* _TEXT SECTION_:
Content starts

I am proud to be from the warm-hearted Commonwealth of Kentucky.

I grew up in the state’s tiny capital city, Frankfort. A childhood of exposure to government and psychology primed me to study society, which I did when I went to college. But I began to follow an unusual path. A persistent curiosity about computing led me to take a handful of computer science courses. I stated to write programs to enable my social science research. I installed Linux on my laptop and started learning everything I could about open source software. My thesis (since lost ಥل͟ಥ) focused on peer production in Wikipedia, reddit , and Linux and the ways that the pattern of communication that a technology enables affect the societies that use it.

After graduating I worked on an assortment of research projects as a contractor, programming with open source tools and writing free software.

The gig that caught my mind on fire was an idealistic but ill-fated attempt to bring the Polony sequencer to market as a the first fully open source DNA sequencing platform. After another job embedded in free software (at One Laptop Per Child), I found myself unemployed, making music and looking for a nice job. With a friend’s help I found my way back into biology, with a job focused on building computational techniques for handling sequencing data.

I still work in genomics. It has been an amazing experience to be part of front lines in the effort to observe the universe of DNA that defines life on our small planet. In these years the cost of observing DNA has fallen precipitously, and we have really extended our understanding of the biology of the world and ourselves. To a serious bio nerd, he only thing more cool than this is what happens next, as the need to make and refine microscopes wanes and we begin to focus ourselves on creating and changing things using the knowledge that genomics makes easy to come to.

I find it strange that I never really had a blog. I have been addicted to the internet since the web was unleashed on Prodigy in 1994. I spent years living with active bloggers and going to iron blogger parties they threw. I’ve run my own could host for ages. All that should matter, but until now I’ve not had much that I needed to explain that couldn’t be expressed in code and through direct communication.

This is changing. Today I live in England as a PhD student, and a big part of why I am here is that I want to focus on writing. I am also beginning to work on larger projects, and as these start to become more diffuse I find I am spending lots of time explaining ideas by text and email. Sometimes this format is the right way to share a small, clean idea. With enough care, a string of posts can become a paper or a book. I’d like to work in the open as much as possible. As time allows, I’ll try to do that here.

What will I write about? Eventually, everything! But first, I have interests in science, art, and communication which writing can help focus and I hope to explore here. More importantly, there are a pile of ideas that I want to unpack from the last half decade of effort. I’ve worked on applying Bayesian filters to detecting and genotyping genomic variation (known as variant calling). I’m also proud to have been part of the just-completed 1000 Genomes Project. I committed the last year to developing technology that uses the results of that project as a reference system in further analysis: variation graphs. With these we feed our knowledge of genomic variation back into the thing we align new reads to, which stands to make a huge array of problems in observing DNA vanish. More on that soon!

Content ends

* _WORK ITEM_:
Write out the passage of the blog introduction from "What will I" up to and including "on that soon!".

* _PROVIDED DATA_:

Content starts

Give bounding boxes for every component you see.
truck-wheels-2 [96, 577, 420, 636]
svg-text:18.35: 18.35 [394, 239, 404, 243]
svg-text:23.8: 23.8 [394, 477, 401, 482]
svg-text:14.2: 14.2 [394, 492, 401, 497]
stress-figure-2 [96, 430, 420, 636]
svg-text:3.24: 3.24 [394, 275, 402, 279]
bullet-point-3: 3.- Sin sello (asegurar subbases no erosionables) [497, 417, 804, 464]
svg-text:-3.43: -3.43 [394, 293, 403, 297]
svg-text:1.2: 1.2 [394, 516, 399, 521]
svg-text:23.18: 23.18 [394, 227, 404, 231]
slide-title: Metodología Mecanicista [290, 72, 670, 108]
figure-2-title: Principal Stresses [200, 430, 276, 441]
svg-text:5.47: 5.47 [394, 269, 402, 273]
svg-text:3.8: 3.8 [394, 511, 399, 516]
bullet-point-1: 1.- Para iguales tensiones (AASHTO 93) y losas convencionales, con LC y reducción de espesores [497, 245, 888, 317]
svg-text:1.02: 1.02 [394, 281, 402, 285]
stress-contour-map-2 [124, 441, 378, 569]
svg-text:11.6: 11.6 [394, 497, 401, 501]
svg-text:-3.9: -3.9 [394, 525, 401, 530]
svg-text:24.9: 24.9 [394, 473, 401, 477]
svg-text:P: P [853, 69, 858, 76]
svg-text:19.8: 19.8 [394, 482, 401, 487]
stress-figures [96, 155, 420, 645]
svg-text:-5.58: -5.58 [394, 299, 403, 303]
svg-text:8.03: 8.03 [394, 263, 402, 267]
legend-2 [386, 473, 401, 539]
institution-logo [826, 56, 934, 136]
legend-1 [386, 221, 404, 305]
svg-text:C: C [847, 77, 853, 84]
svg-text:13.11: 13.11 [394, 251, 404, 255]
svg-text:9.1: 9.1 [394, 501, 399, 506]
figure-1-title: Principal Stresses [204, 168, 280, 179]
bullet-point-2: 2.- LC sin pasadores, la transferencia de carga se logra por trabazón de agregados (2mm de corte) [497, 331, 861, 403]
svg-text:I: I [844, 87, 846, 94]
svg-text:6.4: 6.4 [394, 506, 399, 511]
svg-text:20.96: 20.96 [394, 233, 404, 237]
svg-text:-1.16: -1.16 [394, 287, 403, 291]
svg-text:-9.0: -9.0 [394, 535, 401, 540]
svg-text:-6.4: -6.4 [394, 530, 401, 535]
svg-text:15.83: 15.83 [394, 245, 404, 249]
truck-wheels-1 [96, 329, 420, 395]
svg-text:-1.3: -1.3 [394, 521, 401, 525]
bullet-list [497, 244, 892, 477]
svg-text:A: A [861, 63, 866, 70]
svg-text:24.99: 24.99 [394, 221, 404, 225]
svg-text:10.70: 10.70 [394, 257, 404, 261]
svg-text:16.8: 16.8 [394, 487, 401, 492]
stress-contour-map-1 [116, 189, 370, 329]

Content ends

* _SOLUTION FOR THIS EXERCISE_:
What will I write about? Eventually, everything! But first, I have interests in science, art, and communication which writing can help focus and I hope to explore here. More importantly, there are a pile of ideas that I want to unpack from the last half decade of effort. I’ve worked on applying Bayesian filters to detecting and genotyping genomic variation (known as variant calling). I’m also proud to have been part of the just-completed 1000 Genomes Project. I committed the last year to developing technology that uses the results of that project as a reference system in further analysis: variation graphs. With these we feed our knowledge of genomic variation back into the thing we align new reads to, which stands to make a huge array of problems in observing DNA vanish. More on that soon!